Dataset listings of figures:
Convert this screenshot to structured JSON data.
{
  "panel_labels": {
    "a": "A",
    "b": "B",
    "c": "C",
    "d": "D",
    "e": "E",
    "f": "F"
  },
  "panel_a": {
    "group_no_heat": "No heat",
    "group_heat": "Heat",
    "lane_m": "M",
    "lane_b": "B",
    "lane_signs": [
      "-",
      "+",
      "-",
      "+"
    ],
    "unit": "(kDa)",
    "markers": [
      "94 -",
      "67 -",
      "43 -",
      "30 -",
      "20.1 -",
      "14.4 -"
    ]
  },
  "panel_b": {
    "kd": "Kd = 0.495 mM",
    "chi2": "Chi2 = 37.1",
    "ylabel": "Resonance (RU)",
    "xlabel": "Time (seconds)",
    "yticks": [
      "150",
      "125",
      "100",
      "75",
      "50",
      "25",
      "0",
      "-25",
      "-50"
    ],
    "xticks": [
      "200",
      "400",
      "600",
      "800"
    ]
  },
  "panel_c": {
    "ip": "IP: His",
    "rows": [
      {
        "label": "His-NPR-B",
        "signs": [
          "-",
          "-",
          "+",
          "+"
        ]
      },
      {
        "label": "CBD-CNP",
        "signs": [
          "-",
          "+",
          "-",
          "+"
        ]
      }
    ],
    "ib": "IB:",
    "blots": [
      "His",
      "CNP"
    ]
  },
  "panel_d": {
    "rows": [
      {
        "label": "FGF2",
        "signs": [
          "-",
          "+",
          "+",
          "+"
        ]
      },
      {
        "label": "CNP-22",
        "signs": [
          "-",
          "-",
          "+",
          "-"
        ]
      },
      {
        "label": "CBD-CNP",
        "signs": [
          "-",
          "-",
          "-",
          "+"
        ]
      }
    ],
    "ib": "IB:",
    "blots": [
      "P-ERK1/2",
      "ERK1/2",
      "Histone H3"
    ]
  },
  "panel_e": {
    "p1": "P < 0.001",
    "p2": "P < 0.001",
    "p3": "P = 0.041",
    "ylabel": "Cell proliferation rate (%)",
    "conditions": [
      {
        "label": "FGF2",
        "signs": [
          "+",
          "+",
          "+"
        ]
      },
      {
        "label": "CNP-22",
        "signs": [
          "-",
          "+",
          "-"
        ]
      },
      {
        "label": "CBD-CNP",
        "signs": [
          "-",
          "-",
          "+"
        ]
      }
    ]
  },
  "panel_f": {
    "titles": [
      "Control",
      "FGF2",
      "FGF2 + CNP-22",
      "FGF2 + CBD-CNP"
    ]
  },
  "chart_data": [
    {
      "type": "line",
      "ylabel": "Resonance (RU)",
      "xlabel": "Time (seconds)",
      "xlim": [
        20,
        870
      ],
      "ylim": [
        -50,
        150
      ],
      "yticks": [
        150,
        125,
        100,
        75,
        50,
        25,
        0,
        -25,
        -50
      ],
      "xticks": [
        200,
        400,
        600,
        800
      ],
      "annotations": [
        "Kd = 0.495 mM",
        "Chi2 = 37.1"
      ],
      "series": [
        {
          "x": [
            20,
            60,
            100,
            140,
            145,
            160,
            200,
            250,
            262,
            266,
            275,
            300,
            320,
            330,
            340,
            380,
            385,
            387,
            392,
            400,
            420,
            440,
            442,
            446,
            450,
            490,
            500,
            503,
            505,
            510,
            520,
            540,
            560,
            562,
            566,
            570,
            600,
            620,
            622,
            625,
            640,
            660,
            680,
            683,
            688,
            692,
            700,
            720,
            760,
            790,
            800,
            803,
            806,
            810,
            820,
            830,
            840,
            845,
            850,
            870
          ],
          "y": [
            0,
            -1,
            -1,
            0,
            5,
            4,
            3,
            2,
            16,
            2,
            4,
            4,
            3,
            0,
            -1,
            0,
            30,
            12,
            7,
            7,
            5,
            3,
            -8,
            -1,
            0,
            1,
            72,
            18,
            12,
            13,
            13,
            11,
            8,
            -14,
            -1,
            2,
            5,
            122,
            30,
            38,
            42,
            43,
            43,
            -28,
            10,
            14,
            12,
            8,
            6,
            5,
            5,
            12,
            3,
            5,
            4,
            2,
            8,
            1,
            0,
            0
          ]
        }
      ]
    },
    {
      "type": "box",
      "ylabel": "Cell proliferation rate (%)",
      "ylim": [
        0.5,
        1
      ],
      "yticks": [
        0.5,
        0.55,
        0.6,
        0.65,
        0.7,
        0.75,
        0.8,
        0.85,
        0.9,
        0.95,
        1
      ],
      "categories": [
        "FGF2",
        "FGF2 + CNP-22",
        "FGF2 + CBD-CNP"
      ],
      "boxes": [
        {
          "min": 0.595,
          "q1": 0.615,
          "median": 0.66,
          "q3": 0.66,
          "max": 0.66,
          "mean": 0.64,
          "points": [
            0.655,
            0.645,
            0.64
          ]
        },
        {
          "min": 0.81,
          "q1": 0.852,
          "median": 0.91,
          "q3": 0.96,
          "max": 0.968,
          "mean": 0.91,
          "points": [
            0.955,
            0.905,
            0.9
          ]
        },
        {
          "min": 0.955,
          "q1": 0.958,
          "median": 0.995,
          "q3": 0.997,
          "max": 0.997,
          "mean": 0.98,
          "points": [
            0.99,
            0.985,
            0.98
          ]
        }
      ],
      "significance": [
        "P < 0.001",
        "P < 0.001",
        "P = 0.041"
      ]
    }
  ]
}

## Problem to work on:
Your task is to transcribe the listing above in full, exactly as given.

## Worked solution:
Convert this screenshot to structured JSON data.
{
  "panel_labels": {
    "a": "A",
    "b": "B",
    "c": "C",
    "d": "D",
    "e": "E",
    "f": "F"
  },
  "panel_a": {
    "group_no_heat": "No heat",
    "group_heat": "Heat",
    "lane_m": "M",
    "lane_b": "B",
    "lane_signs": [
      "-",
      "+",
      "-",
      "+"
    ],
    "unit": "(kDa)",
    "markers": [
      "94 -",
      "67 -",
      "43 -",
      "30 -",
      "20.1 -",
      "14.4 -"
    ]
  },
  "panel_b": {
    "kd": "Kd = 0.495 mM",
    "chi2": "Chi2 = 37.1",
    "ylabel": "Resonance (RU)",
    "xlabel": "Time (seconds)",
    "yticks": [
      "150",
      "125",
      "100",
      "75",
      "50",
      "25",
      "0",
      "-25",
      "-50"
    ],
    "xticks": [
      "200",
      "400",
      "600",
      "800"
    ]
  },
  "panel_c": {
    "ip": "IP: His",
    "rows": [
      {
        "label": "His-NPR-B",
        "signs": [
          "-",
          "-",
          "+",
          "+"
        ]
      },
      {
        "label": "CBD-CNP",
        "signs": [
          "-",
          "+",
          "-",
          "+"
        ]
      }
    ],
    "ib": "IB:",
    "blots": [
      "His",
      "CNP"
    ]
  },
  "panel_d": {
    "rows": [
      {
        "label": "FGF2",
        "signs": [
          "-",
          "+",
          "+",
          "+"
        ]
      },
      {
        "label": "CNP-22",
        "signs": [
          "-",
          "-",
          "+",
          "-"
        ]
      },
      {
        "label": "CBD-CNP",
        "signs": [
          "-",
          "-",
          "-",
          "+"
        ]
      }
    ],
    "ib": "IB:",
    "blots": [
      "P-ERK1/2",
      "ERK1/2",
      "Histone H3"
    ]
  },
  "panel_e": {
    "p1": "P < 0.001",
    "p2": "P < 0.001",
    "p3": "P = 0.041",
    "ylabel": "Cell proliferation rate (%)",
    "conditions": [
      {
        "label": "FGF2",
        "signs": [
          "+",
          "+",
          "+"
        ]
      },
      {
        "label": "CNP-22",
        "signs": [
          "-",
          "+",
          "-"
        ]
      },
      {
        "label": "CBD-CNP",
        "signs": [
          "-",
          "-",
          "+"
        ]
      }
    ]
  },
  "panel_f": {
    "titles": [
      "Control",
      "FGF2",
      "FGF2 + CNP-22",
      "FGF2 + CBD-CNP"
    ]
  },
  "chart_data": [
    {
      "type": "line",
      "ylabel": "Resonance (RU)",
      "xlabel": "Time (seconds)",
      "xlim": [
        20,
        870
      ],
      "ylim": [
        -50,
        150
      ],
      "yticks": [
        150,
        125,
        100,
        75,
        50,
        25,
        0,
        -25,
        -50
      ],
      "xticks": [
        200,
        400,
        600,
        800
      ],
      "annotations": [
        "Kd = 0.495 mM",
        "Chi2 = 37.1"
      ],
      "series": [
        {
          "x": [
            20,
            60,
            100,
            140,
            145,
            160,
            200,
            250,
            262,
            266,
            275,
            300,
            320,
            330,
            340,
            380,
            385,
            387,
            392,
            400,
            420,
            440,
            442,
            446,
            450,
            490,
            500,
            503,
            505,
            510,
            520,
            540,
            560,
            562,
            566,
            570,
            600,
            620,
            622,
            625,
            640,
            660,
            680,
            683,
            688,
            692,
            700,
            720,
            760,
            790,
            800,
            803,
            806,
            810,
            820,
            830,
            840,
            845,
            850,
            870
          ],
          "y": [
            0,
            -1,
            -1,
            0,
            5,
            4,
            3,
            2,
            16,
            2,
            4,
            4,
            3,
            0,
            -1,
            0,
            30,
            12,
            7,
            7,
            5,
            3,
            -8,
            -1,
            0,
            1,
            72,
            18,
            12,
            13,
            13,
            11,
            8,
            -14,
            -1,
            2,
            5,
            122,
            30,
            38,
            42,
            43,
            43,
            -28,
            10,
            14,
            12,
            8,
            6,
            5,
            5,
            12,
            3,
            5,
            4,
            2,
            8,
            1,
            0,
            0
          ]
        }
      ]
    },
    {
      "type": "box",
      "ylabel": "Cell proliferation rate (%)",
      "ylim": [
        0.5,
        1
      ],
      "yticks": [
        0.5,
        0.55,
        0.6,
        0.65,
        0.7,
        0.75,
        0.8,
        0.85,
        0.9,
        0.95,
        1
      ],
      "categories": [
        "FGF2",
        "FGF2 + CNP-22",
        "FGF2 + CBD-CNP"
      ],
      "boxes": [
        {
          "min": 0.595,
          "q1": 0.615,
          "median": 0.66,
          "q3": 0.66,
          "max": 0.66,
          "mean": 0.64,
          "points": [
            0.655,
            0.645,
            0.64
          ]
        },
        {
          "min": 0.81,
          "q1": 0.852,
          "median": 0.91,
          "q3": 0.96,
          "max": 0.968,
          "mean": 0.91,
          "points": [
            0.955,
            0.905,
            0.9
          ]
        },
        {
          "min": 0.955,
          "q1": 0.958,
          "median": 0.995,
          "q3": 0.997,
          "max": 0.997,
          "mean": 0.98,
          "points": [
            0.99,
            0.985,
            0.98
          ]
        }
      ],
      "significance": [
        "P < 0.001",
        "P < 0.001",
        "P = 0.041"
      ]
    }
  ]
}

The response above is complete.